● **DO THIS**
Report only the number of lines in this material that include the string "params".

● **RECORDS SHOWN**
## start

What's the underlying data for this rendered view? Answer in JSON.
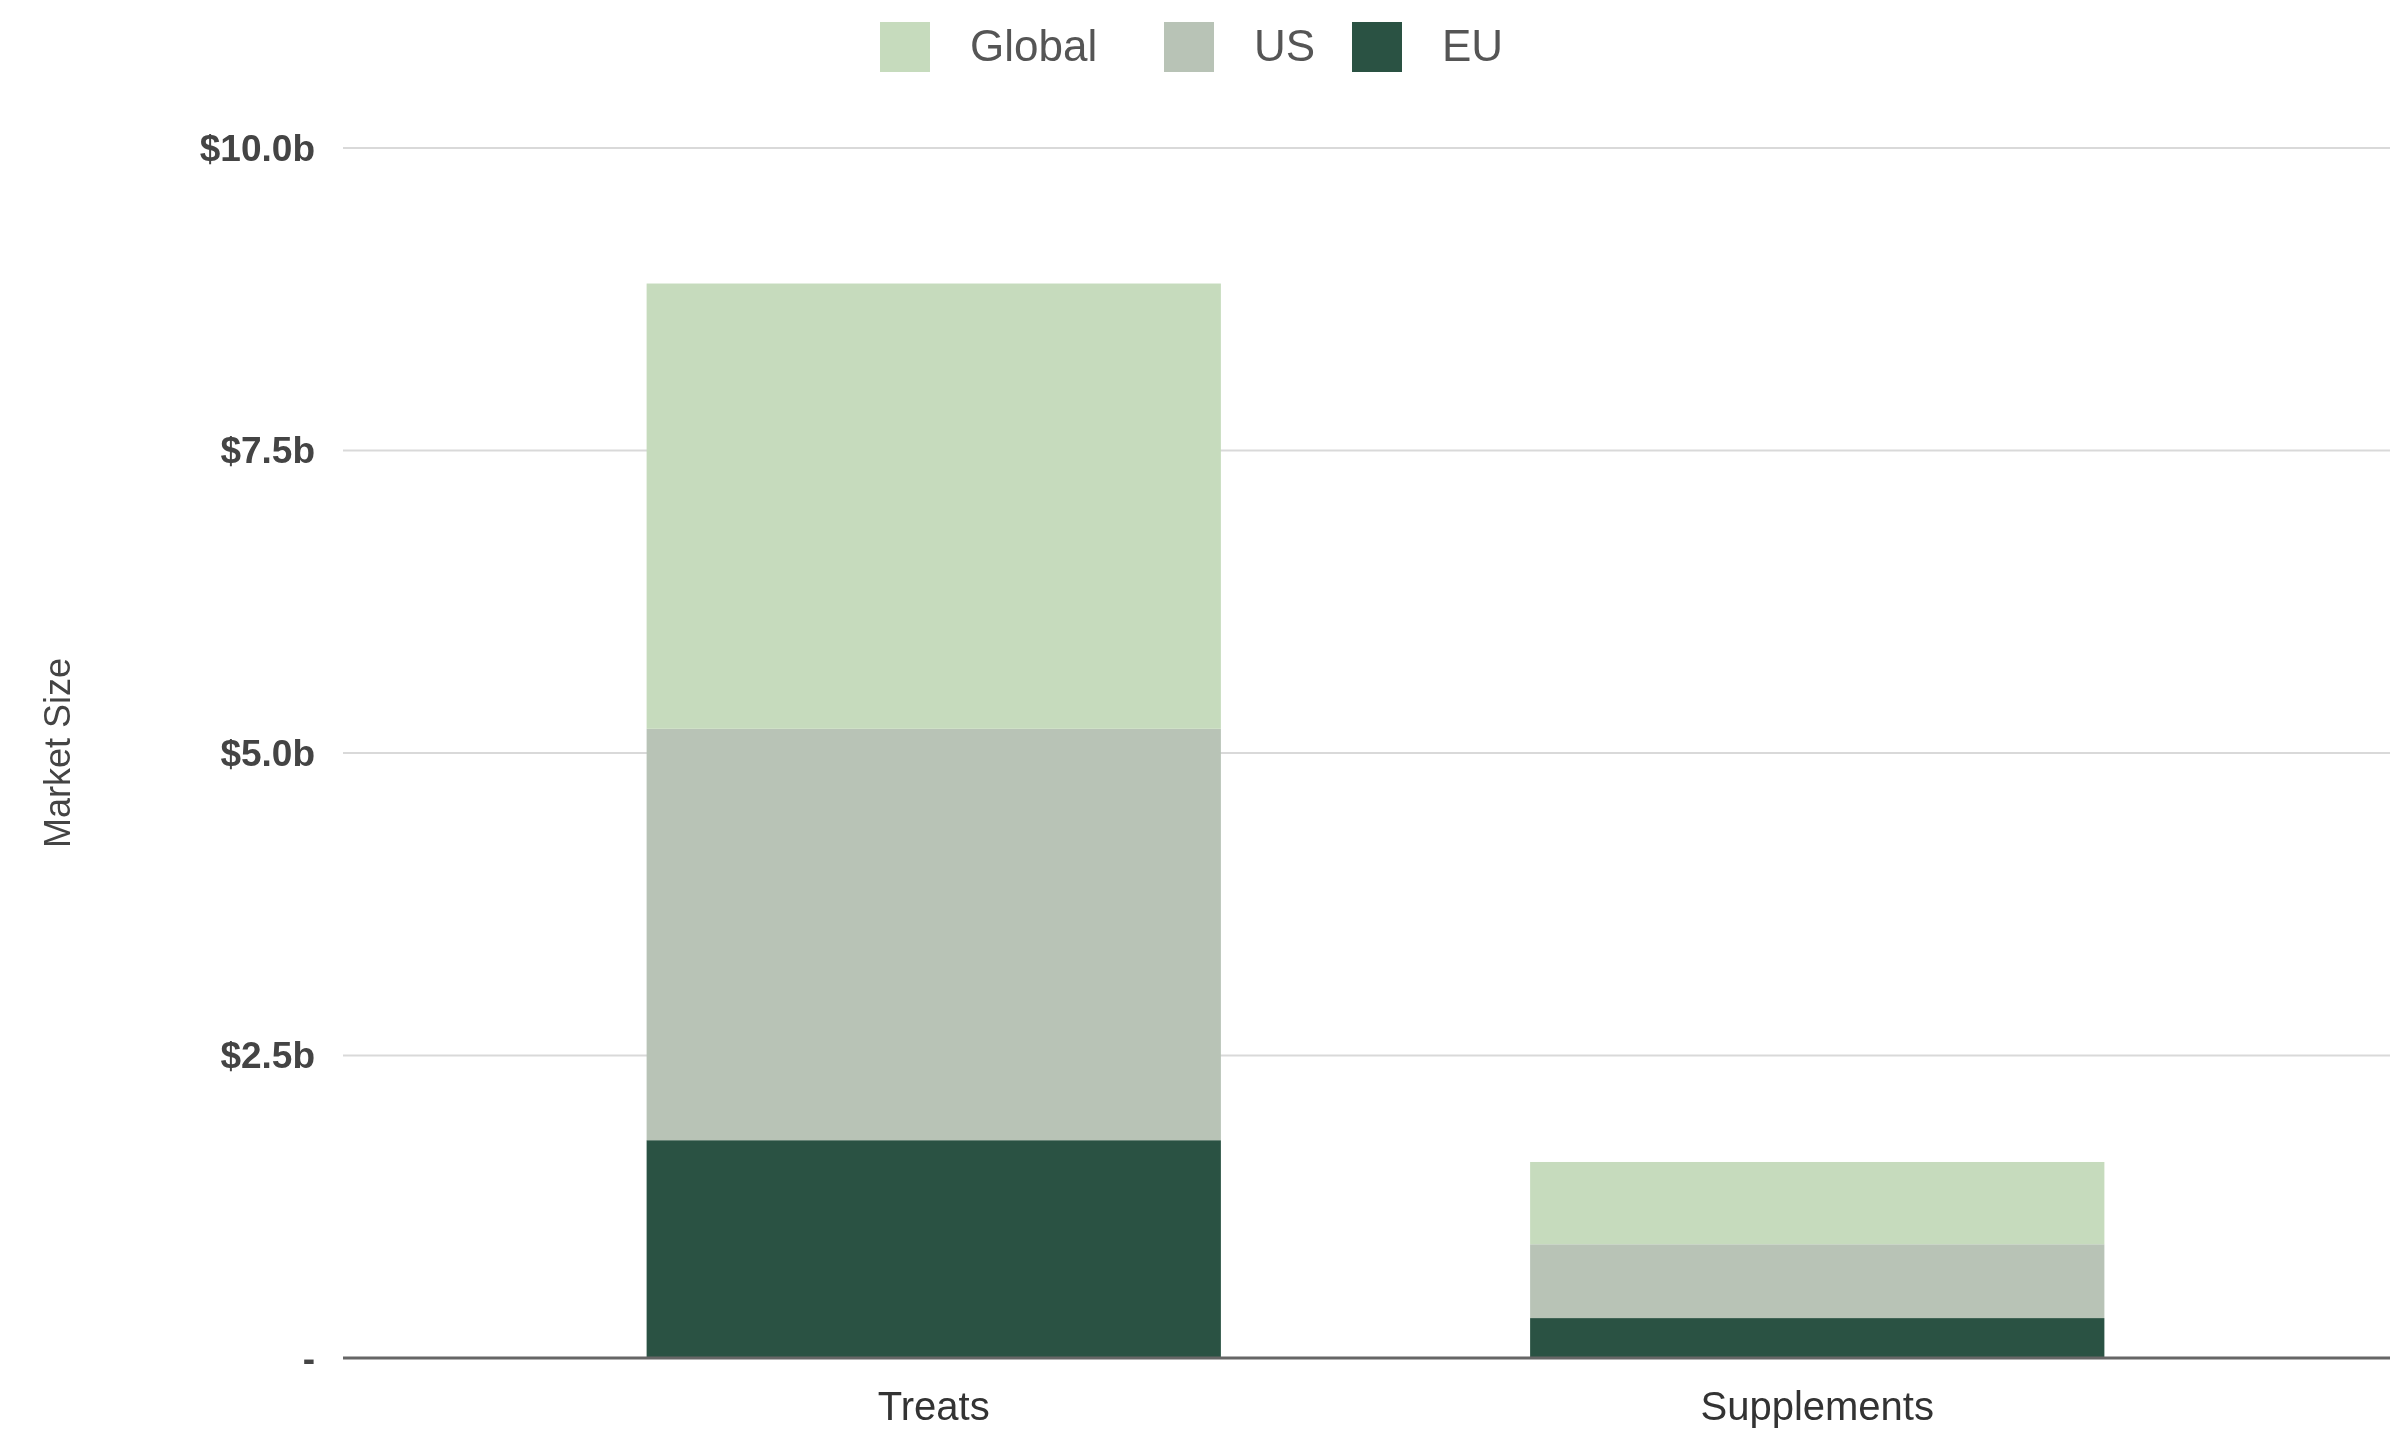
{
  "chart_data": {
    "type": "bar",
    "stacked": true,
    "ylabel": "Market Size",
    "categories": [
      "Treats",
      "Supplements"
    ],
    "series": [
      {
        "name": "EU",
        "color": "#2a5243",
        "values": [
          1.8,
          0.33
        ]
      },
      {
        "name": "US",
        "color": "#b8c3b6",
        "values": [
          3.4,
          0.61
        ]
      },
      {
        "name": "Global",
        "color": "#c6dbbd",
        "values": [
          3.68,
          0.68
        ]
      }
    ],
    "ylim": [
      0,
      10
    ],
    "yticks": [
      {
        "value": 0,
        "label": "-"
      },
      {
        "value": 2.5,
        "label": "$2.5b"
      },
      {
        "value": 5,
        "label": "$5.0b"
      },
      {
        "value": 7.5,
        "label": "$7.5b"
      },
      {
        "value": 10,
        "label": "$10.0b"
      }
    ],
    "grid": "y",
    "legend": "top"
  }
}
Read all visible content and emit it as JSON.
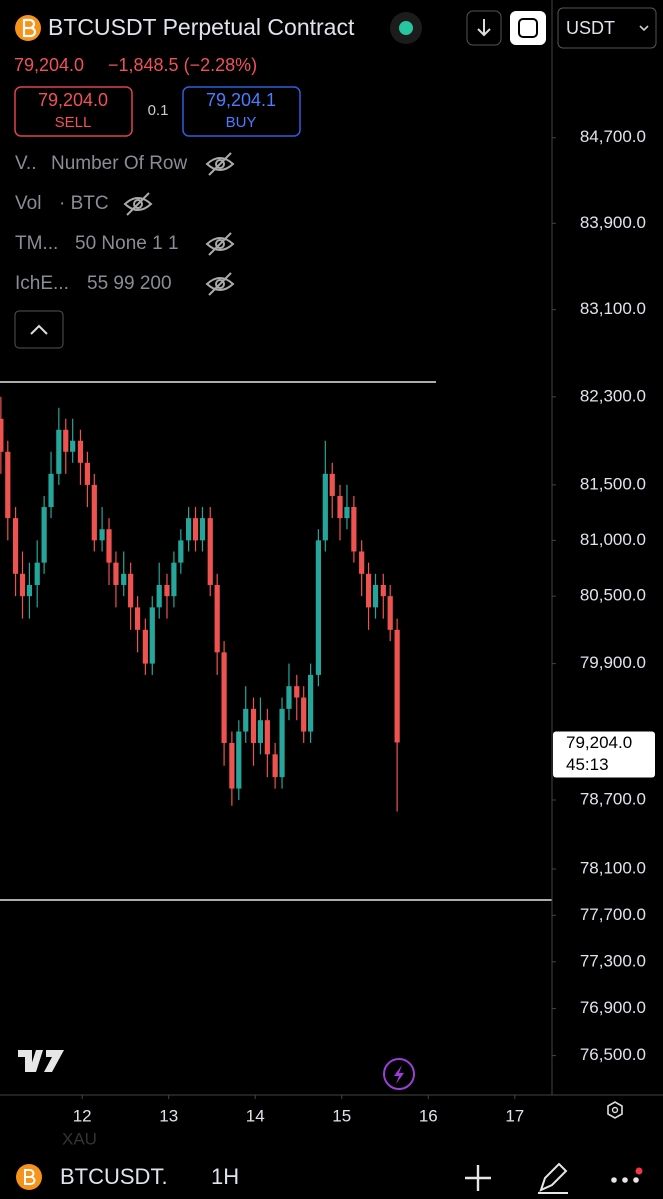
{
  "header": {
    "symbol": "BTCUSDT Perpetual Contract",
    "price": "79,204.0",
    "change": "−1,848.5 (−2.28%)",
    "sell_price": "79,204.0",
    "sell_label": "SELL",
    "spread": "0.1",
    "buy_price": "79,204.1",
    "buy_label": "BUY",
    "currency": "USDT"
  },
  "indicators": [
    {
      "name": "V..",
      "params": "Number Of Row"
    },
    {
      "name": "Vol",
      "params": "· BTC"
    },
    {
      "name": "TM...",
      "params": "50 None 1 1"
    },
    {
      "name": "IchE...",
      "params": "55 99 200"
    }
  ],
  "footer": {
    "symbol": "BTCUSDT.",
    "interval": "1H",
    "faded": "XAU"
  },
  "chart_data": {
    "type": "candlestick",
    "log": true,
    "grid": false,
    "up_color": "#26a69a",
    "down_color": "#ef5350",
    "xlim": [
      11.05,
      17.43
    ],
    "xticks": [
      12,
      13,
      14,
      15,
      16,
      17
    ],
    "ylim": [
      76200,
      85500
    ],
    "yticks": [
      {
        "value": 84700,
        "label": "84,700.0"
      },
      {
        "value": 83900,
        "label": "83,900.0"
      },
      {
        "value": 83100,
        "label": "83,100.0"
      },
      {
        "value": 82300,
        "label": "82,300.0"
      },
      {
        "value": 81500,
        "label": "81,500.0"
      },
      {
        "value": 81000,
        "label": "81,000.0"
      },
      {
        "value": 80500,
        "label": "80,500.0"
      },
      {
        "value": 79900,
        "label": "79,900.0"
      },
      {
        "value": 78700,
        "label": "78,700.0"
      },
      {
        "value": 78100,
        "label": "78,100.0"
      },
      {
        "value": 77700,
        "label": "77,700.0"
      },
      {
        "value": 77300,
        "label": "77,300.0"
      },
      {
        "value": 76900,
        "label": "76,900.0"
      },
      {
        "value": 76500,
        "label": "76,500.0"
      }
    ],
    "price_tag": {
      "value": 79204,
      "label": "79,204.0",
      "countdown": "45:13"
    },
    "x": [
      11.06,
      11.14,
      11.23,
      11.31,
      11.39,
      11.48,
      11.56,
      11.64,
      11.73,
      11.81,
      11.89,
      11.98,
      12.06,
      12.14,
      12.23,
      12.31,
      12.39,
      12.48,
      12.56,
      12.64,
      12.73,
      12.81,
      12.89,
      12.98,
      13.06,
      13.14,
      13.23,
      13.31,
      13.39,
      13.48,
      13.56,
      13.64,
      13.73,
      13.81,
      13.89,
      13.98,
      14.06,
      14.14,
      14.23,
      14.31,
      14.39,
      14.48,
      14.56,
      14.64,
      14.73,
      14.81,
      14.89,
      14.98,
      15.06,
      15.14,
      15.23,
      15.31,
      15.39,
      15.48,
      15.56,
      15.64
    ],
    "open": [
      82100,
      81800,
      81200,
      80700,
      80500,
      80600,
      80800,
      81300,
      81600,
      82000,
      81800,
      81900,
      81700,
      81500,
      81000,
      81100,
      80800,
      80600,
      80700,
      80400,
      80200,
      79900,
      80400,
      80600,
      80500,
      80800,
      81000,
      81200,
      81000,
      81200,
      80600,
      80000,
      79200,
      78800,
      79300,
      79500,
      79200,
      79400,
      79100,
      78900,
      79500,
      79700,
      79600,
      79300,
      79800,
      81000,
      81600,
      81400,
      81200,
      81300,
      80900,
      80700,
      80400,
      80600,
      80500,
      80200
    ],
    "high": [
      82300,
      81900,
      81300,
      80900,
      80800,
      81000,
      81400,
      81800,
      82200,
      82100,
      82100,
      82000,
      81800,
      81600,
      81300,
      81200,
      80900,
      80900,
      80800,
      80500,
      80300,
      80500,
      80800,
      80700,
      80900,
      81100,
      81300,
      81300,
      81300,
      81300,
      80700,
      80100,
      79300,
      79400,
      79700,
      79600,
      79600,
      79500,
      79200,
      79600,
      79900,
      79800,
      79700,
      79900,
      81100,
      81900,
      81700,
      81500,
      81500,
      81400,
      81000,
      80800,
      80700,
      80700,
      80600,
      80300
    ],
    "low": [
      81600,
      81000,
      80500,
      80300,
      80300,
      80400,
      80700,
      81200,
      81500,
      81600,
      81700,
      81500,
      81300,
      80900,
      80900,
      80600,
      80400,
      80500,
      80200,
      80000,
      79800,
      79800,
      80300,
      80300,
      80400,
      80700,
      80900,
      80900,
      80900,
      80500,
      79800,
      79000,
      78650,
      78700,
      79200,
      79000,
      79100,
      78900,
      78800,
      78800,
      79400,
      79400,
      79200,
      79200,
      79700,
      80900,
      81200,
      81000,
      81100,
      80800,
      80500,
      80200,
      80300,
      80300,
      80100,
      78600
    ],
    "close": [
      81800,
      81200,
      80700,
      80500,
      80600,
      80800,
      81300,
      81600,
      82000,
      81800,
      81900,
      81700,
      81500,
      81000,
      81100,
      80800,
      80600,
      80700,
      80400,
      80200,
      79900,
      80400,
      80600,
      80500,
      80800,
      81000,
      81200,
      81000,
      81200,
      80600,
      80000,
      79200,
      78800,
      79300,
      79500,
      79200,
      79400,
      79100,
      78900,
      79500,
      79700,
      79600,
      79300,
      79800,
      81000,
      81600,
      81400,
      81200,
      81300,
      80900,
      80700,
      80400,
      80600,
      80500,
      80200,
      79204
    ]
  }
}
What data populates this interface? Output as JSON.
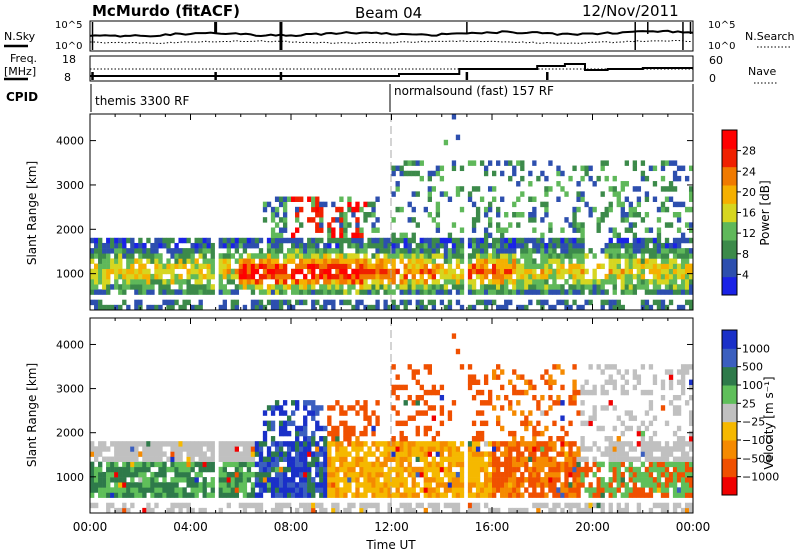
{
  "header": {
    "station": "McMurdo (fitACF)",
    "beam": "Beam 04",
    "date": "12/Nov/2011"
  },
  "nsky_panel": {
    "left_label": "N.Sky",
    "right_label": "N.Search",
    "left_ticks": [
      "10^5",
      "10^0"
    ],
    "right_ticks": [
      "10^5",
      "10^0"
    ]
  },
  "freq_panel": {
    "left_label_1": "Freq.",
    "left_label_2": "[MHz]",
    "right_label": "Nave",
    "left_ticks": [
      "18",
      "8"
    ],
    "right_ticks": [
      "60",
      "0"
    ]
  },
  "cpid_panel": {
    "label": "CPID",
    "mode_1": "themis 3300 RF",
    "mode_2": "normalsound (fast) 157 RF"
  },
  "colors": {
    "power_scale": [
      "#1a22e6",
      "#2d4fae",
      "#3c8a4a",
      "#5fb85a",
      "#d6d620",
      "#f5b000",
      "#f07a00",
      "#f02000",
      "#ff0000"
    ],
    "velocity_scale": [
      "#1a30c8",
      "#3b5fbf",
      "#2e7a4a",
      "#5fbf5a",
      "#c0c0c0",
      "#f5b800",
      "#f58a00",
      "#f05000",
      "#f00000"
    ]
  },
  "chart_data": [
    {
      "type": "heatmap",
      "panel": "power",
      "ylabel": "Slant Range [km]",
      "ylim": [
        180,
        4600
      ],
      "y_ticks": [
        "1000",
        "2000",
        "3000",
        "4000"
      ],
      "x_range_hours": [
        0,
        24
      ],
      "colorbar_label": "Power [dB]",
      "colorbar_ticks": [
        "4",
        "8",
        "12",
        "16",
        "20",
        "24",
        "28"
      ],
      "main_band_km": [
        500,
        1800
      ],
      "peak_power_hours": [
        6,
        11
      ]
    },
    {
      "type": "heatmap",
      "panel": "velocity",
      "ylabel": "Slant Range [km]",
      "xlabel": "Time UT",
      "ylim": [
        180,
        4600
      ],
      "y_ticks": [
        "1000",
        "2000",
        "3000",
        "4000"
      ],
      "x_ticks": [
        "00:00",
        "04:00",
        "08:00",
        "12:00",
        "16:00",
        "20:00",
        "00:00"
      ],
      "x_range_hours": [
        0,
        24
      ],
      "colorbar_label": "Velocity [m s⁻¹]",
      "colorbar_ticks": [
        "1000",
        "500",
        "100",
        "25",
        "−25",
        "−100",
        "−500",
        "−1000"
      ],
      "main_band_km": [
        500,
        1800
      ]
    }
  ]
}
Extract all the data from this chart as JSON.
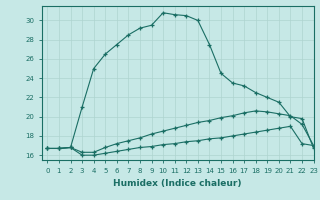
{
  "xlabel": "Humidex (Indice chaleur)",
  "ylabel": "",
  "bg_color": "#c6e8e6",
  "line_color": "#1a6e64",
  "grid_color": "#afd4d0",
  "xlim": [
    -0.5,
    23
  ],
  "ylim": [
    15.5,
    31.5
  ],
  "xticks": [
    0,
    1,
    2,
    3,
    4,
    5,
    6,
    7,
    8,
    9,
    10,
    11,
    12,
    13,
    14,
    15,
    16,
    17,
    18,
    19,
    20,
    21,
    22,
    23
  ],
  "yticks": [
    16,
    18,
    20,
    22,
    24,
    26,
    28,
    30
  ],
  "line1_x": [
    0,
    1,
    2,
    3,
    4,
    5,
    6,
    7,
    8,
    9,
    10,
    11,
    12,
    13,
    14,
    15,
    16,
    17,
    18,
    19,
    20,
    21,
    22,
    23
  ],
  "line1_y": [
    16.7,
    16.7,
    16.8,
    21.0,
    25.0,
    26.5,
    27.5,
    28.5,
    29.2,
    29.5,
    30.8,
    30.6,
    30.5,
    30.0,
    27.5,
    24.5,
    23.5,
    23.2,
    22.5,
    22.0,
    21.5,
    20.0,
    19.8,
    16.7
  ],
  "line2_x": [
    0,
    1,
    2,
    3,
    4,
    5,
    6,
    7,
    8,
    9,
    10,
    11,
    12,
    13,
    14,
    15,
    16,
    17,
    18,
    19,
    20,
    21,
    22,
    23
  ],
  "line2_y": [
    16.7,
    16.7,
    16.8,
    16.3,
    16.3,
    16.8,
    17.2,
    17.5,
    17.8,
    18.2,
    18.5,
    18.8,
    19.1,
    19.4,
    19.6,
    19.9,
    20.1,
    20.4,
    20.6,
    20.5,
    20.3,
    20.1,
    19.2,
    17.0
  ],
  "line3_x": [
    0,
    1,
    2,
    3,
    4,
    5,
    6,
    7,
    8,
    9,
    10,
    11,
    12,
    13,
    14,
    15,
    16,
    17,
    18,
    19,
    20,
    21,
    22,
    23
  ],
  "line3_y": [
    16.7,
    16.7,
    16.8,
    16.0,
    16.0,
    16.2,
    16.4,
    16.6,
    16.8,
    16.9,
    17.1,
    17.2,
    17.4,
    17.5,
    17.7,
    17.8,
    18.0,
    18.2,
    18.4,
    18.6,
    18.8,
    19.0,
    17.2,
    17.0
  ]
}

## end

● **FINAL RESULT**
4